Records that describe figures
______________________________

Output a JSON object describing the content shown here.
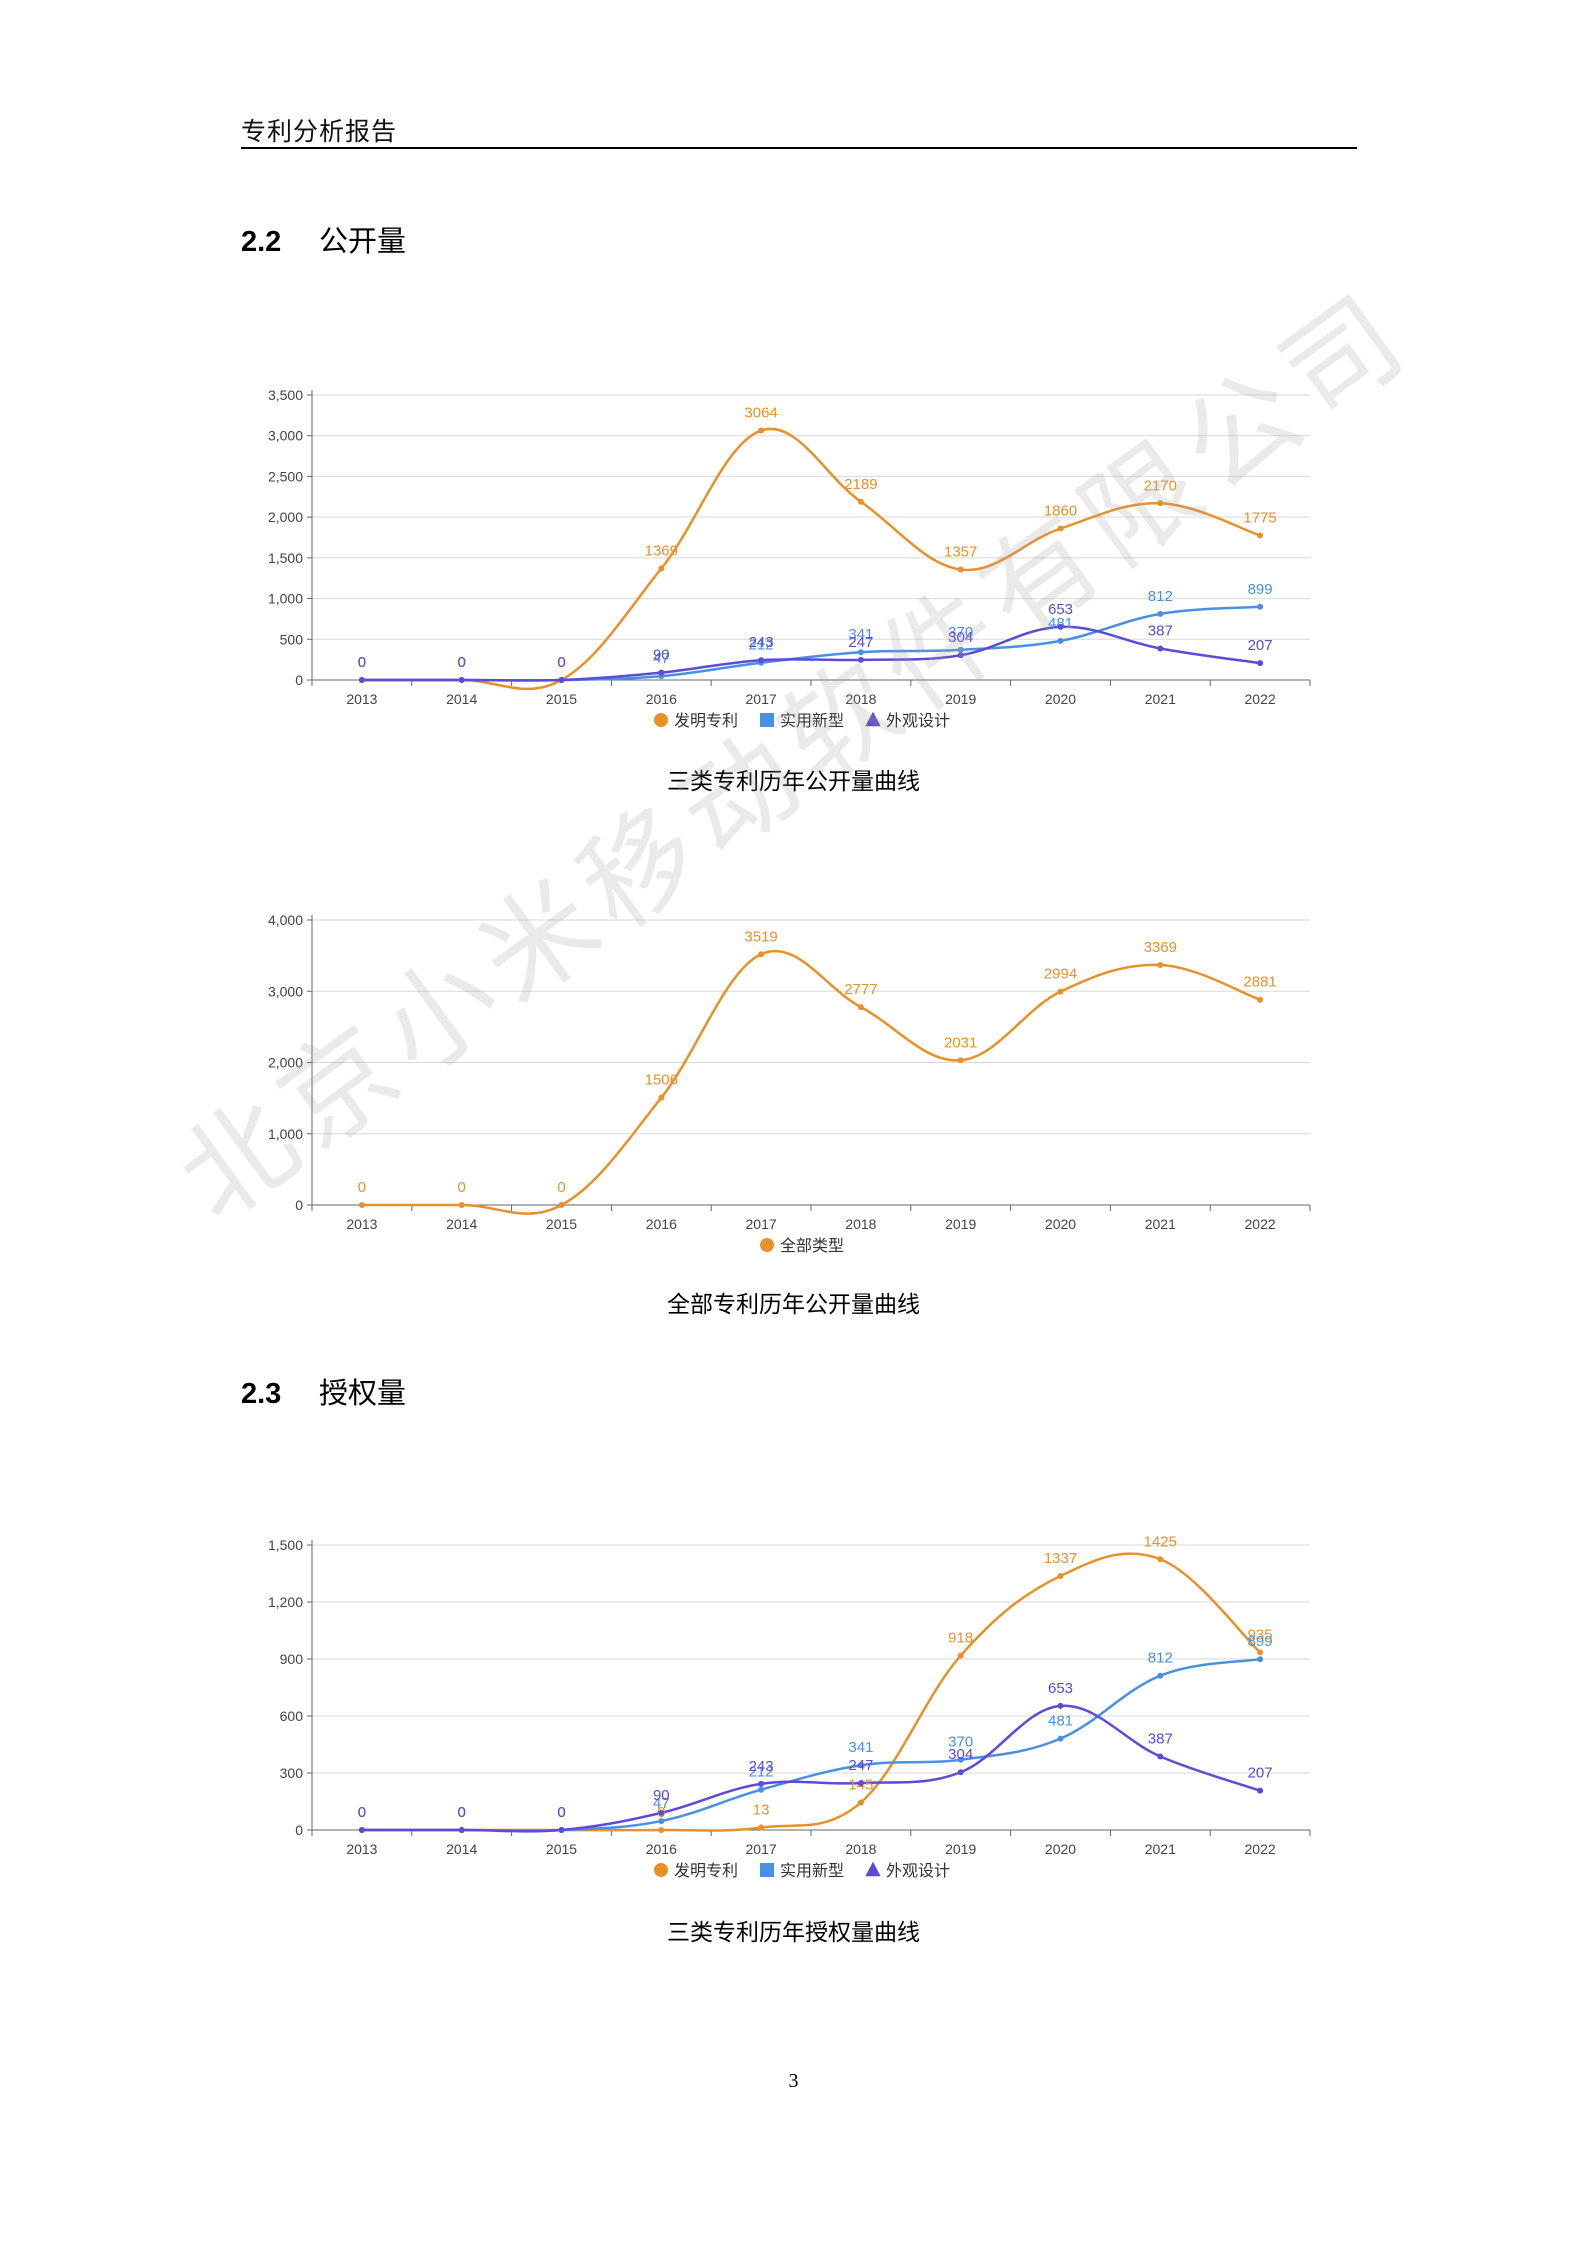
{
  "header": {
    "title": "专利分析报告"
  },
  "sections": [
    {
      "number": "2.2",
      "title": "公开量"
    },
    {
      "number": "2.3",
      "title": "授权量"
    }
  ],
  "watermark": "北京小米移动软件有限公司",
  "page_number": "3",
  "colors": {
    "invention": "#E8902A",
    "utility": "#4A90E2",
    "design": "#5B4BD6"
  },
  "chart_data": [
    {
      "type": "line",
      "title": "",
      "caption": "三类专利历年公开量曲线",
      "categories": [
        "2013",
        "2014",
        "2015",
        "2016",
        "2017",
        "2018",
        "2019",
        "2020",
        "2021",
        "2022"
      ],
      "yticks": [
        "0",
        "500",
        "1,000",
        "1,500",
        "2,000",
        "2,500",
        "3,000",
        "3,500"
      ],
      "ylim": [
        0,
        3500
      ],
      "grid": true,
      "legend": "bottom",
      "series": [
        {
          "name": "发明专利",
          "color": "#E8902A",
          "marker": "circle",
          "values": [
            0,
            0,
            0,
            1369,
            3064,
            2189,
            1357,
            1860,
            2170,
            1775
          ]
        },
        {
          "name": "实用新型",
          "color": "#4A90E2",
          "marker": "square",
          "values": [
            0,
            0,
            0,
            47,
            212,
            341,
            370,
            481,
            812,
            899
          ]
        },
        {
          "name": "外观设计",
          "color": "#5B4BD6",
          "marker": "triangle",
          "values": [
            0,
            0,
            0,
            90,
            243,
            247,
            304,
            653,
            387,
            207
          ]
        }
      ]
    },
    {
      "type": "line",
      "title": "",
      "caption": "全部专利历年公开量曲线",
      "categories": [
        "2013",
        "2014",
        "2015",
        "2016",
        "2017",
        "2018",
        "2019",
        "2020",
        "2021",
        "2022"
      ],
      "yticks": [
        "0",
        "1,000",
        "2,000",
        "3,000",
        "4,000"
      ],
      "ylim": [
        0,
        4000
      ],
      "grid": true,
      "legend": "bottom",
      "series": [
        {
          "name": "全部类型",
          "color": "#E8902A",
          "marker": "circle",
          "values": [
            0,
            0,
            0,
            1506,
            3519,
            2777,
            2031,
            2994,
            3369,
            2881
          ]
        }
      ]
    },
    {
      "type": "line",
      "title": "",
      "caption": "三类专利历年授权量曲线",
      "categories": [
        "2013",
        "2014",
        "2015",
        "2016",
        "2017",
        "2018",
        "2019",
        "2020",
        "2021",
        "2022"
      ],
      "yticks": [
        "0",
        "300",
        "600",
        "900",
        "1,200",
        "1,500"
      ],
      "ylim": [
        0,
        1500
      ],
      "grid": true,
      "legend": "bottom",
      "series": [
        {
          "name": "发明专利",
          "color": "#E8902A",
          "marker": "circle",
          "values": [
            0,
            0,
            0,
            0,
            13,
            145,
            918,
            1337,
            1425,
            935
          ]
        },
        {
          "name": "实用新型",
          "color": "#4A90E2",
          "marker": "square",
          "values": [
            0,
            0,
            0,
            47,
            212,
            341,
            370,
            481,
            812,
            899
          ]
        },
        {
          "name": "外观设计",
          "color": "#5B4BD6",
          "marker": "triangle",
          "values": [
            0,
            0,
            0,
            90,
            243,
            247,
            304,
            653,
            387,
            207
          ]
        }
      ]
    }
  ]
}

______________________________

- [GOAL]: Show the lines that mention the word "caption".

- [EXERCISE SOLUTION]:
      "caption": "三类专利历年公开量曲线",
      "caption": "全部专利历年公开量曲线",
      "caption": "三类专利历年授权量曲线",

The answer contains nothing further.